--- Data lines ---
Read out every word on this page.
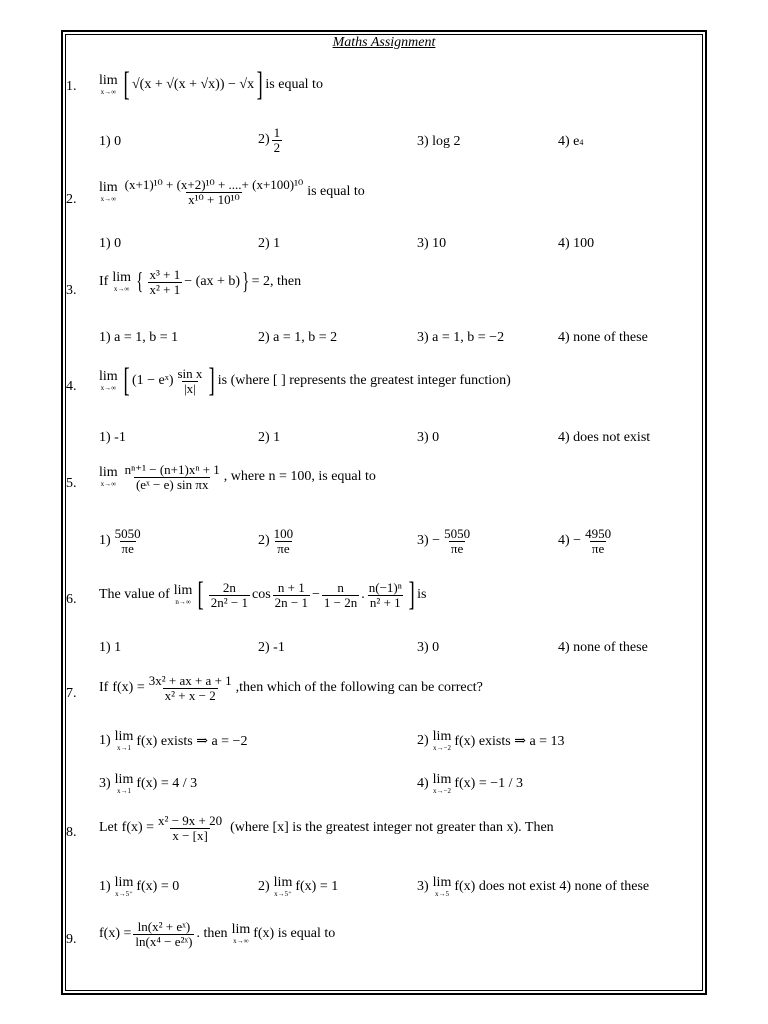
Maths Assignment
1. lim
x→∞ [ √(x + √(x + √x)) − √x ] is equal to
1) 0	$2) \frac{1}{2}$	3) log 2	4) e 4
2.
lim
$x\to\infty \frac{\text{(x+1)¹⁰ + (x+2)¹⁰ + ....+ (x+100)¹⁰}}{\text{x¹⁰ + 10¹⁰}}$ is equal to
1) 0	2) 1	3) 10	4) 100
3.
If lim
x→∞ { $\frac{\text{x³ + 1}}{\text{x² + 1}} - (ax + b)$ } = 2, then
1) a = 1, b = 1	2) a = 1, b = 2	3) a = 1, b = −2	4) none of these
4.
lim
x→∞ [ (1 − eˣ) $\frac{\text{sin x}}{|x|}$ ] is (where [ ] represents the greatest integer function)
1) -1	2) 1	3) 0	4) does not exist
5.
lim
$x\to\infty \frac{\text{nⁿ⁺¹ − (n+1)xⁿ + 1}}{\text{(eˣ − e) sin πx}}$ , where n = 100, is equal to
$1) \frac{5050}{\pi e}$	$2) \frac{100}{\pi e}$	$3) - \frac{5050}{\pi e}$	$4) - \frac{4950}{\pi e}$
6. The value of lim
n→∞ [ $\frac{2n}{\text{2n² − 1}}$ $\cos \frac{n + 1}{2n - 1} - \frac{n}{1 - 2n}$ . $\frac{\text{n(−1)ⁿ}}{\text{n² + 1}}$ ] is
1) 1	2) -1	3) 0	4) none of these
7. If $f(x) = \frac{\text{3x² + ax + a + 1}}{\text{x² + x − 2}}$ ,then which of the following can be correct?
1) lim
x→1 f(x) exists ⇒ a = −2	2) lim
x→−2 f(x) exists ⇒ a = 13
3) lim
x→1 f(x) = 4 / 3	4) lim
x→−2 f(x) = −1 / 3
8. Let $f(x) = \frac{\text{x² − 9x + 20}}{x - [x]}$ (where [x] is the greatest integer not greater than x). Then
1) lim
x→5⁺ f(x) = 0	2) lim
x→5⁺ f(x) = 1	3) lim
x→5 f(x) does not exist 4) none of these
9. $f(x) = \frac{\text{ln(x² + eˣ)}}{\text{ln(x⁴ − e²ˣ)}}$ . then lim
x→∞ f(x) is equal to
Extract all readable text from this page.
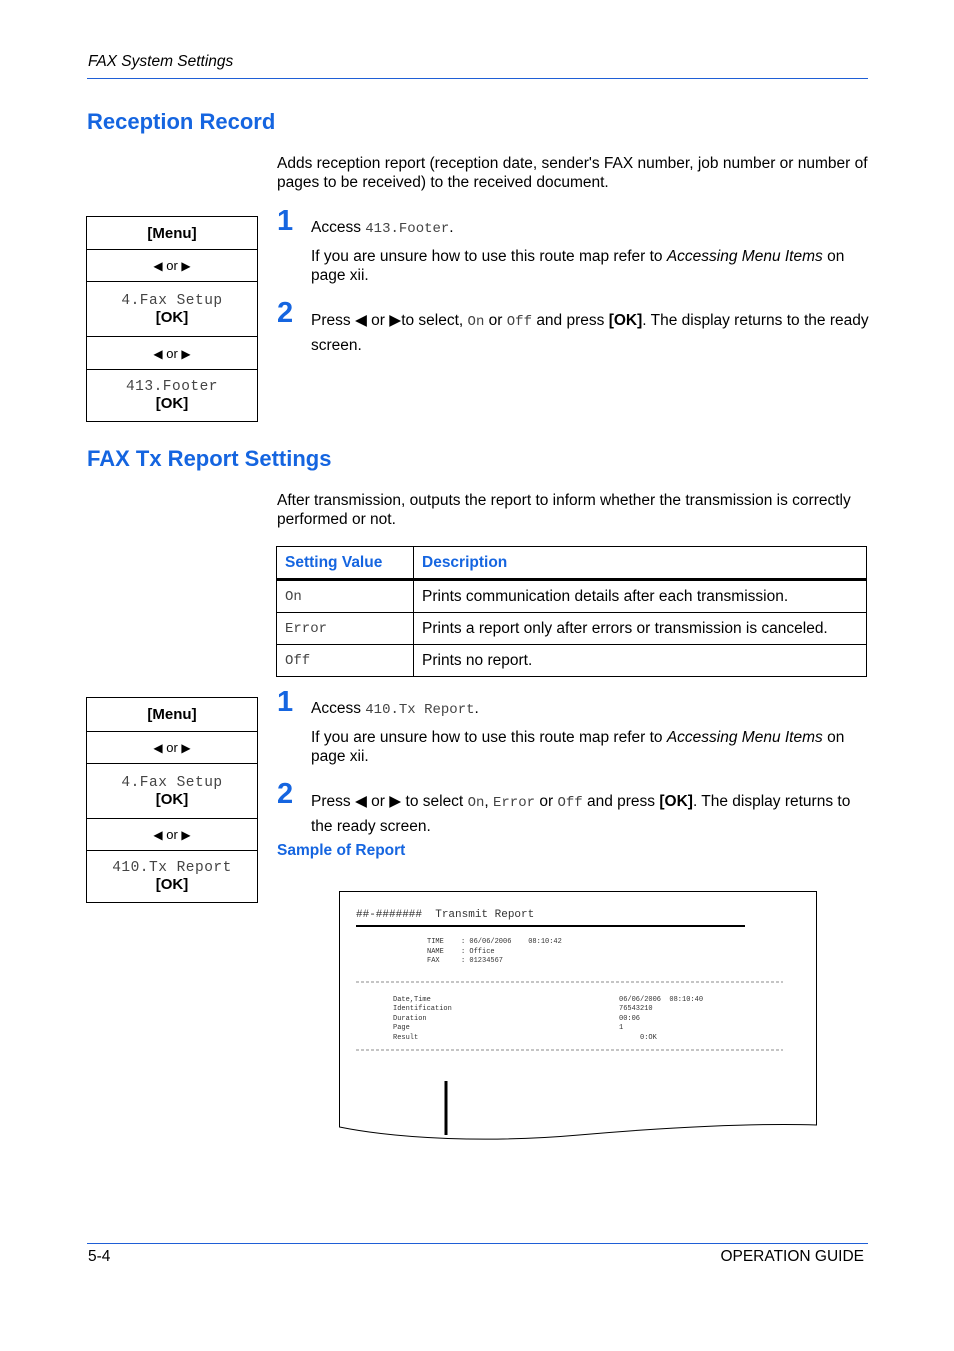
FAX System Settings
Reception Record
Adds reception report (reception date, sender's FAX number, job number or number of pages to be received) to the received document.
[Menu]
◀ or ▶
4.Fax Setup
[OK]
◀ or ▶
413.Footer
[OK]
1 Access 413.Footer.
If you are unsure how to use this route map refer to Accessing Menu Items on page xii.
2 Press ◀ or ▶to select, On or Off and press [OK]. The display returns to the ready screen.
FAX Tx Report Settings
After transmission, outputs the report to inform whether the transmission is correctly performed or not.
Setting Value	Description
On	Prints communication details after each transmission.
Error	Prints a report only after errors or transmission is canceled.
Off	Prints no report.
[Menu]
◀ or ▶
4.Fax Setup
[OK]
◀ or ▶
410.Tx Report
[OK]
1 Access 410.Tx Report.
If you are unsure how to use this route map refer to Accessing Menu Items on page xii.
2 Press ◀ or ▶ to select On, Error or Off and press [OK]. The display returns to the ready screen.
Sample of Report
##-#######  Transmit Report
TIME : 06/06/2006    08:10:42
NAME : Office
FAX	: 01234567
Date,Time	06/06/2006  08:10:40
Identification	76543210
Duration	00:06
Page	1
Result	0:OK
5-4	OPERATION GUIDE
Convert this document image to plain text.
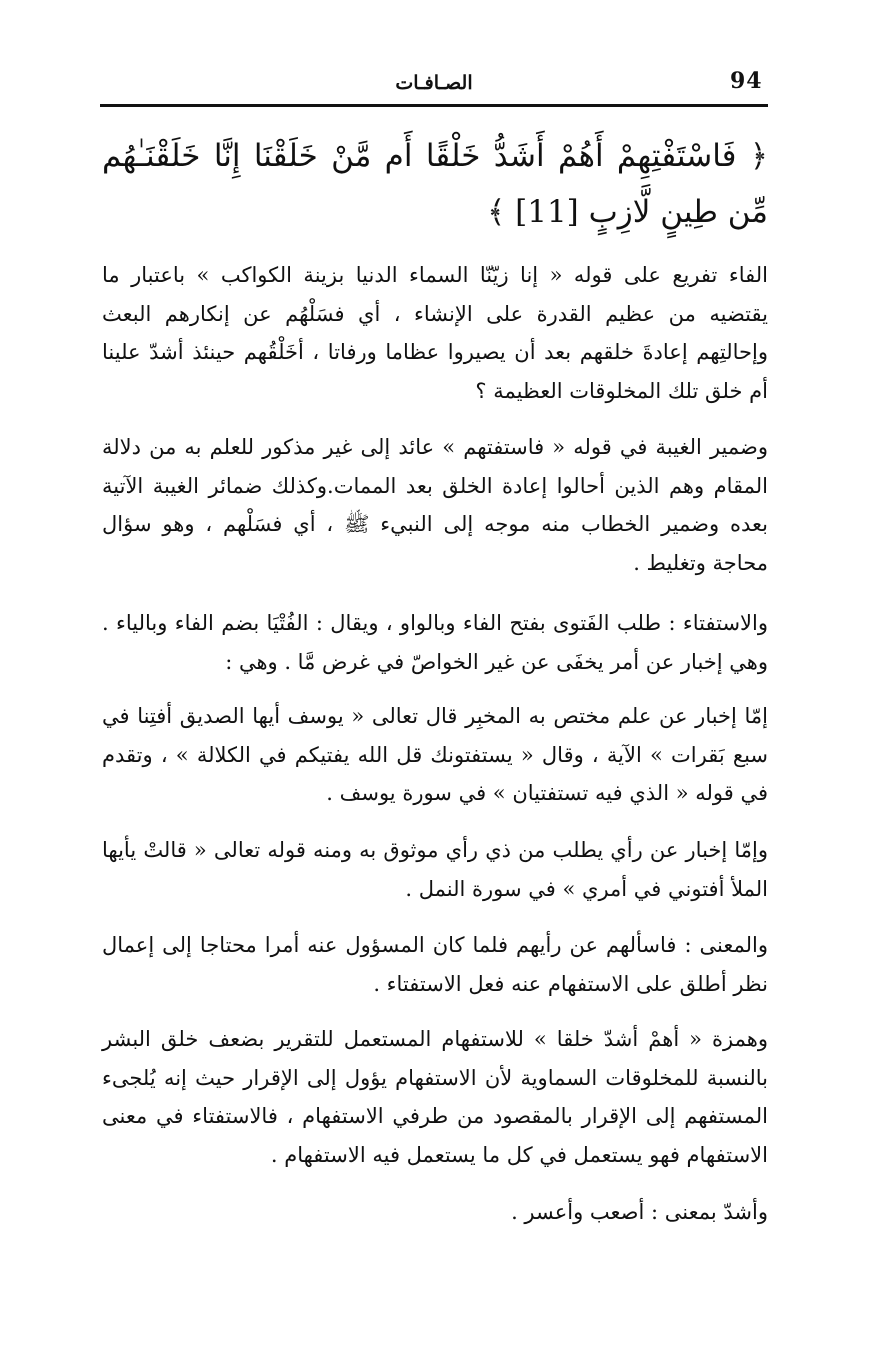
94
الصـافـات
﴿ فَاسْتَفْتِهِمْ أَهُمْ أَشَدُّ خَلْقًا أَم مَّنْ خَلَقْنَا إِنَّا خَلَقْنَـٰهُم مِّن طِينٍ لَّازِبٍ [11] ﴾
الفاء تفريع على قوله « إنا زيّنّا السماء الدنيا بزينة الكواكب » باعتبار ما يقتضيه من عظيم القدرة على الإنشاء ، أي فسَلْهُم عن إنكارهم البعث وإحالتِهم إعادةَ خلقهم بعد أن يصيروا عظاما ورفاتا ، أخَلْقُهم حينئذ أشدّ علينا أم خلق تلك المخلوقات العظيمة ؟
وضمير الغيبة في قوله « فاستفتهم » عائد إلى غير مذكور للعلم به من دلالة المقام وهم الذين أحالوا إعادة الخلق بعد الممات.وكذلك ضمائر الغيبة الآتية بعده وضمير الخطاب منه موجه إلى النبيء ﷺ ، أي فسَلْهم ، وهو سؤال محاجة وتغليط .
والاستفتاء : طلب الفَتوى بفتح الفاء وبالواو ، ويقال : الفُتْيَا بضم الفاء وبالياء . وهي إخبار عن أمر يخفَى عن غير الخواصّ في غرض مَّا . وهي :
إمّا إخبار عن علم مختص به المخبِر قال تعالى « يوسف أيها الصديق أفتِنا في سبع بَقرات » الآية ، وقال « يستفتونك قل الله يفتيكم في الكلالة » ، وتقدم في قوله « الذي فيه تستفتيان » في سورة يوسف .
وإمّا إخبار عن رأي يطلب من ذي رأي موثوق به ومنه قوله تعالى « قالتْ يأيها الملأ أفتوني في أمري » في سورة النمل .
والمعنى : فاسألهم عن رأيهم فلما كان المسؤول عنه أمرا محتاجا إلى إعمال نظر أطلق على الاستفهام عنه فعل الاستفتاء .
وهمزة « أهمْ أشدّ خلقا » للاستفهام المستعمل للتقرير بضعف خلق البشر بالنسبة للمخلوقات السماوية لأن الاستفهام يؤول إلى الإقرار حيث إنه يُلجىء المستفهم إلى الإقرار بالمقصود من طرفي الاستفهام ، فالاستفتاء في معنى الاستفهام فهو يستعمل في كل ما يستعمل فيه الاستفهام .
وأشدّ بمعنى : أصعب وأعسر .
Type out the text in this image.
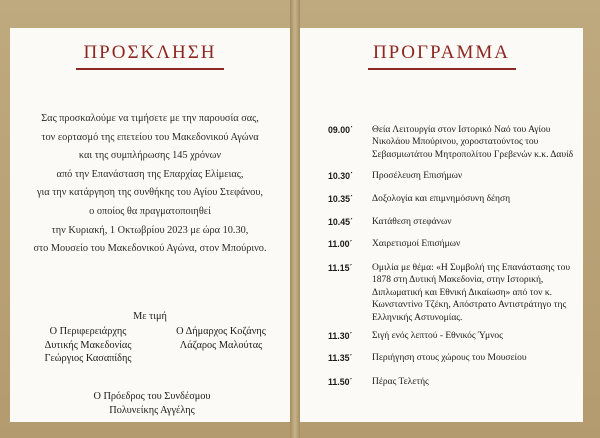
ΠΡΟΣΚΛΗΣΗ
Σας προσκαλούμε να τιμήσετε με την παρουσία σας,
τον εορτασμό της επετείου του Μακεδονικού Αγώνα
και της συμπλήρωσης 145 χρόνων
από την Επανάσταση της Επαρχίας Ελίμειας,
για την κατάργηση της συνθήκης του Αγίου Στεφάνου,
ο οποίος θα πραγματοποιηθεί
την Κυριακή, 1 Οκτωβρίου 2023 με ώρα 10.30,
στο Μουσείο του Μακεδονικού Αγώνα, στον Μπούρινο.
Με τιμή
Ο Περιφερειάρχης
Δυτικής Μακεδονίας
Γεώργιος Κασαπίδης
Ο Δήμαρχος Κοζάνης
Λάζαρος Μαλούτας
Ο Πρόεδρος του Συνδέσμου
Πολυνείκης Αγγέλης
ΠΡΟΓΡΑΜΜΑ
09.00΄	Θεία Λειτουργία στον Ιστορικό Ναό του Αγίου
Νικολάου Μπούρινου, χοροστατούντος του
Σεβασμιωτάτου Μητροπολίτου Γρεβενών κ.κ. Δαυίδ
10.30΄	Προσέλευση Επισήμων
10.35΄	Δοξολογία και επιμνημόσυνη δέηση
10.45΄	Κατάθεση στεφάνων
11.00΄	Χαιρετισμοί Επισήμων
11.15΄	Ομιλία με θέμα: «Η Συμβολή της Επανάστασης του
1878 στη Δυτική Μακεδονία, στην Ιστορική,
Διπλωματική και Εθνική Δικαίωση» από τον κ.
Κωνσταντίνο Τζέκη, Απόστρατο Αντιστράτηγο της
Ελληνικής Αστυνομίας.
11.30΄	Σιγή ενός λεπτού - Εθνικός Ύμνος
11.35΄	Περιήγηση στους χώρους του Μουσείου
11.50΄	Πέρας Τελετής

--- Task details ---
Copy out each line of the data where the string "transmission" appears.

--- Result for this exercise ---
After transmission, outputs the report to inform whether the transmission is correctly performed or not.
On	Prints communication details after each transmission.
Error	Prints a report only after errors or transmission is canceled.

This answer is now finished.